**Recorded information**
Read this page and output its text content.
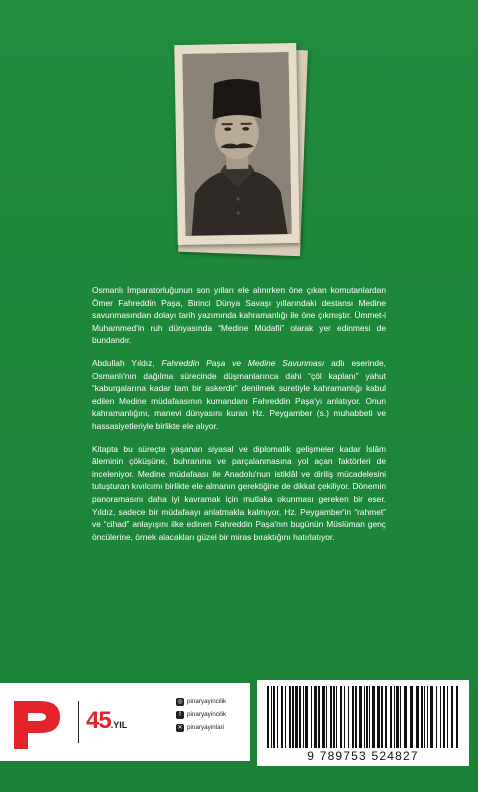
Osmanlı İmparatorluğunun son yılları ele alınırken öne çıkan komutanlardan Ömer Fahreddin Paşa, Birinci Dünya Savaşı yıllarındaki destansı Medine savunmasından dolayı tarih yazımında kahramanlığı ile öne çıkmıştır. Ümmet-i Muhammed'in ruh dünyasında “Medine Müdafii” olarak yer edinmesi de bundandır.

Abdullah Yıldız, Fahreddin Paşa ve Medine Savunması adlı eserinde, Osmanlı'nın dağılma sürecinde düşmanlarınca dahi “çöl kaplanı” yahut “kaburgalarına kadar tam bir askerdir” denilmek suretiyle kahramanlığı kabul edilen Medine müdafaasının kumandanı Fahreddin Paşa'yı anlatıyor. Onun kahramanlığını, manevi dünyasını kuran Hz. Peygamber (s.) muhabbeti ve hassasiyetleriyle birlikte ele alıyor.

Kitapta bu süreçte yaşanan siyasal ve diplomatik gelişmeler kadar İslâm âleminin çöküşüne, buhranına ve parçalanmasına yol açan faktörleri de inceleniyor. Medine müdafaası ile Anadolu'nun istiklâl ve diriliş mücadelesini tutuşturan kıvılcımı birlikte ele almanın gerektiğine de dikkat çekiliyor. Dönemin panoramasını daha iyi kavramak için mutlaka okunması gereken bir eser. Yıldız, sadece bir müdafaayı anlatmakla kalmıyor, Hz. Peygamber'in “rahmet” ve “cihad” anlayışını ilke edinen Fahreddin Paşa'nın bugünün Müslüman genç öncülerine, örnek alacakları güzel bir miras bıraktığını hatırlatıyor.

45.YIL
◎ pinaryayincilik
f pinaryayincilik
✕ pinaryayinlari
9 789753 524827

**Task goal**
Exclude the pictures and transcribe all of the entries exactly.

**Exercise output**
Read this page and output its text content.
Osmanlı İmparatorluğunun son yılları ele alınırken öne çıkan komutanlardan Ömer Fahreddin Paşa, Birinci Dünya Savaşı yıllarındaki destansı Medine savunmasından dolayı tarih yazımında kahramanlığı ile öne çıkmıştır. Ümmet-i Muhammed'in ruh dünyasında “Medine Müdafii” olarak yer edinmesi de bundandır.

Abdullah Yıldız, Fahreddin Paşa ve Medine Savunması adlı eserinde, Osmanlı'nın dağılma sürecinde düşmanlarınca dahi “çöl kaplanı” yahut “kaburgalarına kadar tam bir askerdir” denilmek suretiyle kahramanlığı kabul edilen Medine müdafaasının kumandanı Fahreddin Paşa'yı anlatıyor. Onun kahramanlığını, manevi dünyasını kuran Hz. Peygamber (s.) muhabbeti ve hassasiyetleriyle birlikte ele alıyor.

Kitapta bu süreçte yaşanan siyasal ve diplomatik gelişmeler kadar İslâm âleminin çöküşüne, buhranına ve parçalanmasına yol açan faktörleri de inceleniyor. Medine müdafaası ile Anadolu'nun istiklâl ve diriliş mücadelesini tutuşturan kıvılcımı birlikte ele almanın gerektiğine de dikkat çekiliyor. Dönemin panoramasını daha iyi kavramak için mutlaka okunması gereken bir eser. Yıldız, sadece bir müdafaayı anlatmakla kalmıyor, Hz. Peygamber'in “rahmet” ve “cihad” anlayışını ilke edinen Fahreddin Paşa'nın bugünün Müslüman genç öncülerine, örnek alacakları güzel bir miras bıraktığını hatırlatıyor.

45.YIL
◎ pinaryayincilik
f pinaryayincilik
✕ pinaryayinlari
9 789753 524827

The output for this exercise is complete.